_Set problem:_ For each line of the data below that holds "Canada", copy the line.

**** Exercise materials ****

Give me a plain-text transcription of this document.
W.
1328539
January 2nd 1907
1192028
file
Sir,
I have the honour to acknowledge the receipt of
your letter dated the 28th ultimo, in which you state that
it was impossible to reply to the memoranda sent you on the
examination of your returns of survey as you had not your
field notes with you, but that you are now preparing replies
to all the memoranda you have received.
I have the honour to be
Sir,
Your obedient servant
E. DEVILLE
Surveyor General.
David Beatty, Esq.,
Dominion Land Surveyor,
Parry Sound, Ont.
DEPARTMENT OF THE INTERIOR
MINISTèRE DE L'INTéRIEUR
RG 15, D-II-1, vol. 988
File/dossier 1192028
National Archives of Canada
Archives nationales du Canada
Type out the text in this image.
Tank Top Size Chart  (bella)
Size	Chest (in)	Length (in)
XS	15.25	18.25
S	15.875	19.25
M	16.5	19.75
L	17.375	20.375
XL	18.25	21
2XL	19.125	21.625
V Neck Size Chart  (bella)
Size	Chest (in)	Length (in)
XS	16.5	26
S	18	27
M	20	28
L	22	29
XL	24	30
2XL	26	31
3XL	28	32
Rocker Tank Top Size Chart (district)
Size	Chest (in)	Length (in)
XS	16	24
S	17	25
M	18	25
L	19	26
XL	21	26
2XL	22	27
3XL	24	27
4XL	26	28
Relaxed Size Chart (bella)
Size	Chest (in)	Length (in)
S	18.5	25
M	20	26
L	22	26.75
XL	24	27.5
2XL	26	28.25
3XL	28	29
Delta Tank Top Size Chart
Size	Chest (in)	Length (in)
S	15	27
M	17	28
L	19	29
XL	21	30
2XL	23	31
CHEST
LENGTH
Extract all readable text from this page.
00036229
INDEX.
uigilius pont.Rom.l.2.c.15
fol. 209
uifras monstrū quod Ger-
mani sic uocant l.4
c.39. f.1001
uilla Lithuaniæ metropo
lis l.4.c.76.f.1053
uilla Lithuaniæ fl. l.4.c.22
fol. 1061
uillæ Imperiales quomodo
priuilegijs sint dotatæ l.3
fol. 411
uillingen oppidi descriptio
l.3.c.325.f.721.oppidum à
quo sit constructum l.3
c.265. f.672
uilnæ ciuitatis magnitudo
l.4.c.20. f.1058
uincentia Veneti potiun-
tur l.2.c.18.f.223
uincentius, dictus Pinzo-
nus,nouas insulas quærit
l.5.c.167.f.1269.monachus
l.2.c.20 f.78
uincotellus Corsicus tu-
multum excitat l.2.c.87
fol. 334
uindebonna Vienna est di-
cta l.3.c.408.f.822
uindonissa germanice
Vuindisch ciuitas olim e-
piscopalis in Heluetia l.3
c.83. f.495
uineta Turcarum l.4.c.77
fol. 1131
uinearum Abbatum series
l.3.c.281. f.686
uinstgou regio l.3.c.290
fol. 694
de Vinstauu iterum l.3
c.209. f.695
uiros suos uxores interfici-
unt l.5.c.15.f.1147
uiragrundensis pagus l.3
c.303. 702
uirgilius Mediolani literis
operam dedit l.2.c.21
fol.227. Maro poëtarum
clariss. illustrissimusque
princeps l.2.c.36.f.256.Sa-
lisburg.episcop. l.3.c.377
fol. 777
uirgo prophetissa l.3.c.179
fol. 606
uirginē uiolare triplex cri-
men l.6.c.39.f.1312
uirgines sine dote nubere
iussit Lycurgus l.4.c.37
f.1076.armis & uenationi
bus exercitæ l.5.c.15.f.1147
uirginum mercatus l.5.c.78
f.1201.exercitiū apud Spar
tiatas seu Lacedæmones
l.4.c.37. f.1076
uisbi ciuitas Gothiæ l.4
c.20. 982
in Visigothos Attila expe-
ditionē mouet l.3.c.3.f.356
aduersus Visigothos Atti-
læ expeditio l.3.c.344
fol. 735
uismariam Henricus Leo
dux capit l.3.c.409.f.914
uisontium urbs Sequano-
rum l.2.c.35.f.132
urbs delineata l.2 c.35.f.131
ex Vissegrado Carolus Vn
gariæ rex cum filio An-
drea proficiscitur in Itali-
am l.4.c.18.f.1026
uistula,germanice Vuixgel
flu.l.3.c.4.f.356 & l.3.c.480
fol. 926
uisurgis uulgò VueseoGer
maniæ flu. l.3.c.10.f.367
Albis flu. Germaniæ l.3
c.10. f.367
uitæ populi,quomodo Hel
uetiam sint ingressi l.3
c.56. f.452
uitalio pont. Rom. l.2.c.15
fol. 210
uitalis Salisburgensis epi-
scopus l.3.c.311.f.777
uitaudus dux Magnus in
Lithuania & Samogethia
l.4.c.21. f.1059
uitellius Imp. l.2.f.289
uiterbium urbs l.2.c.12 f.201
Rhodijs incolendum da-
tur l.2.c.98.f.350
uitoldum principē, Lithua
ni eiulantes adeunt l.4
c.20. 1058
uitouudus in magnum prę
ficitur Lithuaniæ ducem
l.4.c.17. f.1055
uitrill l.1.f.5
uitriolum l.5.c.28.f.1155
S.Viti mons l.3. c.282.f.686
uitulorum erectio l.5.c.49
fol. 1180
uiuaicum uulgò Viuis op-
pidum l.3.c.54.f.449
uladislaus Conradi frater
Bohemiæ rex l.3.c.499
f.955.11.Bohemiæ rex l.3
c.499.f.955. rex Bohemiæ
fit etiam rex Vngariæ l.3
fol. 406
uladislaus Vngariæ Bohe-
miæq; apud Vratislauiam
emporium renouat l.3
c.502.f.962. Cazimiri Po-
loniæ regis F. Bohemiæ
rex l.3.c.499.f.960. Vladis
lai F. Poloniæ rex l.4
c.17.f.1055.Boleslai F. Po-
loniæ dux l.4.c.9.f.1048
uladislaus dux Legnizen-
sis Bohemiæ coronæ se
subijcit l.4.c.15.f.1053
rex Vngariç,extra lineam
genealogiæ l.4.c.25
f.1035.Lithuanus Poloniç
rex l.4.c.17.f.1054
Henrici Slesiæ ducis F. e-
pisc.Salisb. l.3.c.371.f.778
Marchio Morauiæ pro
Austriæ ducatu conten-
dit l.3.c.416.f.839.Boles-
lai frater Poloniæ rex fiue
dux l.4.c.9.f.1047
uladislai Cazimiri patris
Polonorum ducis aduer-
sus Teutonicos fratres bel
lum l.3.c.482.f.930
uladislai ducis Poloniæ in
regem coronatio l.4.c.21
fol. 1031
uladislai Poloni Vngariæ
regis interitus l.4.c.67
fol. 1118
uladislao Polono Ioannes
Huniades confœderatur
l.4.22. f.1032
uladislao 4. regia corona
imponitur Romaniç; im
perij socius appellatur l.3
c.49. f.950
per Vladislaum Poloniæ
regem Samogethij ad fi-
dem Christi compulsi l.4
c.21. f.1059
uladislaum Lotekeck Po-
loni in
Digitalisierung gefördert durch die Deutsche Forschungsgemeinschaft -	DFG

****

_Task result:_
National Archives of Canada
Archives nationales du Canada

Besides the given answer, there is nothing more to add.